— begin —

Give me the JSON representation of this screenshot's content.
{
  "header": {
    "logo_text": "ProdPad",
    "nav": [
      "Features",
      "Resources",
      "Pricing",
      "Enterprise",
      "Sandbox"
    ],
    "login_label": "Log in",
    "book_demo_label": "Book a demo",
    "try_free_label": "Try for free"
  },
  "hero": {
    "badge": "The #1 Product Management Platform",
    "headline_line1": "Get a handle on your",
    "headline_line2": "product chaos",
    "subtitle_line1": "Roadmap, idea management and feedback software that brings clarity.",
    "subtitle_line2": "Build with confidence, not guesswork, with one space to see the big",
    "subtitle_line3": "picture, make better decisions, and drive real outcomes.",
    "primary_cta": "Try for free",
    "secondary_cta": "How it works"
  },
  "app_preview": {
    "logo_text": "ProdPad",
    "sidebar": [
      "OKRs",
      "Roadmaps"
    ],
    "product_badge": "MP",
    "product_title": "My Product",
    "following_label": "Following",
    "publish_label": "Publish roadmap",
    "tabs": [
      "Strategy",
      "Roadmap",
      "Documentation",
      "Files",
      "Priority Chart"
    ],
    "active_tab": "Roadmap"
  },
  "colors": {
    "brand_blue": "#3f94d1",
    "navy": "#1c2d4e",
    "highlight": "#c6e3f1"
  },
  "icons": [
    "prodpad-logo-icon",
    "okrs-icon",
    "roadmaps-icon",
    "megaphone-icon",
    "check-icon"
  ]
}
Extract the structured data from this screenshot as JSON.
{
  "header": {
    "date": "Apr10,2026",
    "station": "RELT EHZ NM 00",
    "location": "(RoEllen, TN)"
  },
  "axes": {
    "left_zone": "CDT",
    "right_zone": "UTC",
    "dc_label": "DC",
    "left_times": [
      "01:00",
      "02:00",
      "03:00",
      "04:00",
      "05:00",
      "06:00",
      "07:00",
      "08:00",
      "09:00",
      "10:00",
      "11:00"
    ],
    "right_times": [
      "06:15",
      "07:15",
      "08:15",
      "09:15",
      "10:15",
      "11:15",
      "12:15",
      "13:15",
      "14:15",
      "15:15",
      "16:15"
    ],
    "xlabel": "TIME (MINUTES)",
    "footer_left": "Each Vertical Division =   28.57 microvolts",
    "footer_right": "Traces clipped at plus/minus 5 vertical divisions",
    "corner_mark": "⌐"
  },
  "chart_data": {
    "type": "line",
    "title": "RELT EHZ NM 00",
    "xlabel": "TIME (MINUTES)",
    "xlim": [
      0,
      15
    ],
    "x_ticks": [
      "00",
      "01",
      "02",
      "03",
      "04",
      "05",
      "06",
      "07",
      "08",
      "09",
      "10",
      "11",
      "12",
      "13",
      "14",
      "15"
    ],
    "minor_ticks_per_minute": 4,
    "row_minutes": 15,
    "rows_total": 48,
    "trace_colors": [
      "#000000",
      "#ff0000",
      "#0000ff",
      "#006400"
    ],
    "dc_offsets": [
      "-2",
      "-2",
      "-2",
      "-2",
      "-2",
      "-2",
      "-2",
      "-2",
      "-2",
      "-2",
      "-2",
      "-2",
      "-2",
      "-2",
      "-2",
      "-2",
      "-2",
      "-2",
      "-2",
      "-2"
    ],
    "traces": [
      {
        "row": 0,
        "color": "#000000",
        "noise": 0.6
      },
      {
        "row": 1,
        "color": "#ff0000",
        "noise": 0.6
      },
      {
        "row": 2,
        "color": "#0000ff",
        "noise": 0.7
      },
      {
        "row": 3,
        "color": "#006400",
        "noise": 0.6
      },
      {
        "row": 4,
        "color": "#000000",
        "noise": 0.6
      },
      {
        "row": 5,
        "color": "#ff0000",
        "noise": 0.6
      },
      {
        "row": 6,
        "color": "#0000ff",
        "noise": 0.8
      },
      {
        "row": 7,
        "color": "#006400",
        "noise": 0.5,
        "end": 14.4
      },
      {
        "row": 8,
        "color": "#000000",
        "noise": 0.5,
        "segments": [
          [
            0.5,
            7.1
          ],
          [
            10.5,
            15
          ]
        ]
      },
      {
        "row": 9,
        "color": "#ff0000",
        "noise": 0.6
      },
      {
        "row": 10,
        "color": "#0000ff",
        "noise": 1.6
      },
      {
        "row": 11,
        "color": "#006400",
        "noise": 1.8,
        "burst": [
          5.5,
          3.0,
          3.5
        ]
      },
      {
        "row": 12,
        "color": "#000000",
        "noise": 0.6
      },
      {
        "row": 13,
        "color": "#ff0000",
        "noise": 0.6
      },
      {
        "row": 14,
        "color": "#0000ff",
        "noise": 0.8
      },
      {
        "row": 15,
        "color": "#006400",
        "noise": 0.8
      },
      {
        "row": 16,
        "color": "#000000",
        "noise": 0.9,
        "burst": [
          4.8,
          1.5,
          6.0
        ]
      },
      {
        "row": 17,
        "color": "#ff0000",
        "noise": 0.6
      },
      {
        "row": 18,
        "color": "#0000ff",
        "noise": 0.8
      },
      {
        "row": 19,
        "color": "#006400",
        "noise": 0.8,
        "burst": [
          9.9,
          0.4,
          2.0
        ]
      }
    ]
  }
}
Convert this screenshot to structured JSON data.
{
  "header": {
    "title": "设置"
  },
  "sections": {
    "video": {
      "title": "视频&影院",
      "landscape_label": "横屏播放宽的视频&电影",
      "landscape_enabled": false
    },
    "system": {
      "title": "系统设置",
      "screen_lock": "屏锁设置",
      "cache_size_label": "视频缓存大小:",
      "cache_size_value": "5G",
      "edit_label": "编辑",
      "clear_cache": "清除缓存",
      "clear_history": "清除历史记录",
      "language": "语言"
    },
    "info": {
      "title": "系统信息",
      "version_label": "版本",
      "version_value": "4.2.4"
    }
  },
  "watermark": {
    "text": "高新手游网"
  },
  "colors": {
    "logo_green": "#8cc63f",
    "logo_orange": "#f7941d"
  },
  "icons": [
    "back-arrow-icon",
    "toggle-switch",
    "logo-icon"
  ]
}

— end —

Copy the records above exactly.

Answer to the task:
Give me the JSON representation of this screenshot's content.
{
  "header": {
    "logo_text": "ProdPad",
    "nav": [
      "Features",
      "Resources",
      "Pricing",
      "Enterprise",
      "Sandbox"
    ],
    "login_label": "Log in",
    "book_demo_label": "Book a demo",
    "try_free_label": "Try for free"
  },
  "hero": {
    "badge": "The #1 Product Management Platform",
    "headline_line1": "Get a handle on your",
    "headline_line2": "product chaos",
    "subtitle_line1": "Roadmap, idea management and feedback software that brings clarity.",
    "subtitle_line2": "Build with confidence, not guesswork, with one space to see the big",
    "subtitle_line3": "picture, make better decisions, and drive real outcomes.",
    "primary_cta": "Try for free",
    "secondary_cta": "How it works"
  },
  "app_preview": {
    "logo_text": "ProdPad",
    "sidebar": [
      "OKRs",
      "Roadmaps"
    ],
    "product_badge": "MP",
    "product_title": "My Product",
    "following_label": "Following",
    "publish_label": "Publish roadmap",
    "tabs": [
      "Strategy",
      "Roadmap",
      "Documentation",
      "Files",
      "Priority Chart"
    ],
    "active_tab": "Roadmap"
  },
  "colors": {
    "brand_blue": "#3f94d1",
    "navy": "#1c2d4e",
    "highlight": "#c6e3f1"
  },
  "icons": [
    "prodpad-logo-icon",
    "okrs-icon",
    "roadmaps-icon",
    "megaphone-icon",
    "check-icon"
  ]
}
Extract the structured data from this screenshot as JSON.
{
  "header": {
    "date": "Apr10,2026",
    "station": "RELT EHZ NM 00",
    "location": "(RoEllen, TN)"
  },
  "axes": {
    "left_zone": "CDT",
    "right_zone": "UTC",
    "dc_label": "DC",
    "left_times": [
      "01:00",
      "02:00",
      "03:00",
      "04:00",
      "05:00",
      "06:00",
      "07:00",
      "08:00",
      "09:00",
      "10:00",
      "11:00"
    ],
    "right_times": [
      "06:15",
      "07:15",
      "08:15",
      "09:15",
      "10:15",
      "11:15",
      "12:15",
      "13:15",
      "14:15",
      "15:15",
      "16:15"
    ],
    "xlabel": "TIME (MINUTES)",
    "footer_left": "Each Vertical Division =   28.57 microvolts",
    "footer_right": "Traces clipped at plus/minus 5 vertical divisions",
    "corner_mark": "⌐"
  },
  "chart_data": {
    "type": "line",
    "title": "RELT EHZ NM 00",
    "xlabel": "TIME (MINUTES)",
    "xlim": [
      0,
      15
    ],
    "x_ticks": [
      "00",
      "01",
      "02",
      "03",
      "04",
      "05",
      "06",
      "07",
      "08",
      "09",
      "10",
      "11",
      "12",
      "13",
      "14",
      "15"
    ],
    "minor_ticks_per_minute": 4,
    "row_minutes": 15,
    "rows_total": 48,
    "trace_colors": [
      "#000000",
      "#ff0000",
      "#0000ff",
      "#006400"
    ],
    "dc_offsets": [
      "-2",
      "-2",
      "-2",
      "-2",
      "-2",
      "-2",
      "-2",
      "-2",
      "-2",
      "-2",
      "-2",
      "-2",
      "-2",
      "-2",
      "-2",
      "-2",
      "-2",
      "-2",
      "-2",
      "-2"
    ],
    "traces": [
      {
        "row": 0,
        "color": "#000000",
        "noise": 0.6
      },
      {
        "row": 1,
        "color": "#ff0000",
        "noise": 0.6
      },
      {
        "row": 2,
        "color": "#0000ff",
        "noise": 0.7
      },
      {
        "row": 3,
        "color": "#006400",
        "noise": 0.6
      },
      {
        "row": 4,
        "color": "#000000",
        "noise": 0.6
      },
      {
        "row": 5,
        "color": "#ff0000",
        "noise": 0.6
      },
      {
        "row": 6,
        "color": "#0000ff",
        "noise": 0.8
      },
      {
        "row": 7,
        "color": "#006400",
        "noise": 0.5,
        "end": 14.4
      },
      {
        "row": 8,
        "color": "#000000",
        "noise": 0.5,
        "segments": [
          [
            0.5,
            7.1
          ],
          [
            10.5,
            15
          ]
        ]
      },
      {
        "row": 9,
        "color": "#ff0000",
        "noise": 0.6
      },
      {
        "row": 10,
        "color": "#0000ff",
        "noise": 1.6
      },
      {
        "row": 11,
        "color": "#006400",
        "noise": 1.8,
        "burst": [
          5.5,
          3.0,
          3.5
        ]
      },
      {
        "row": 12,
        "color": "#000000",
        "noise": 0.6
      },
      {
        "row": 13,
        "color": "#ff0000",
        "noise": 0.6
      },
      {
        "row": 14,
        "color": "#0000ff",
        "noise": 0.8
      },
      {
        "row": 15,
        "color": "#006400",
        "noise": 0.8
      },
      {
        "row": 16,
        "color": "#000000",
        "noise": 0.9,
        "burst": [
          4.8,
          1.5,
          6.0
        ]
      },
      {
        "row": 17,
        "color": "#ff0000",
        "noise": 0.6
      },
      {
        "row": 18,
        "color": "#0000ff",
        "noise": 0.8
      },
      {
        "row": 19,
        "color": "#006400",
        "noise": 0.8,
        "burst": [
          9.9,
          0.4,
          2.0
        ]
      }
    ]
  }
}
Convert this screenshot to structured JSON data.
{
  "header": {
    "title": "设置"
  },
  "sections": {
    "video": {
      "title": "视频&影院",
      "landscape_label": "横屏播放宽的视频&电影",
      "landscape_enabled": false
    },
    "system": {
      "title": "系统设置",
      "screen_lock": "屏锁设置",
      "cache_size_label": "视频缓存大小:",
      "cache_size_value": "5G",
      "edit_label": "编辑",
      "clear_cache": "清除缓存",
      "clear_history": "清除历史记录",
      "language": "语言"
    },
    "info": {
      "title": "系统信息",
      "version_label": "版本",
      "version_value": "4.2.4"
    }
  },
  "watermark": {
    "text": "高新手游网"
  },
  "colors": {
    "logo_green": "#8cc63f",
    "logo_orange": "#f7941d"
  },
  "icons": [
    "back-arrow-icon",
    "toggle-switch",
    "logo-icon"
  ]
}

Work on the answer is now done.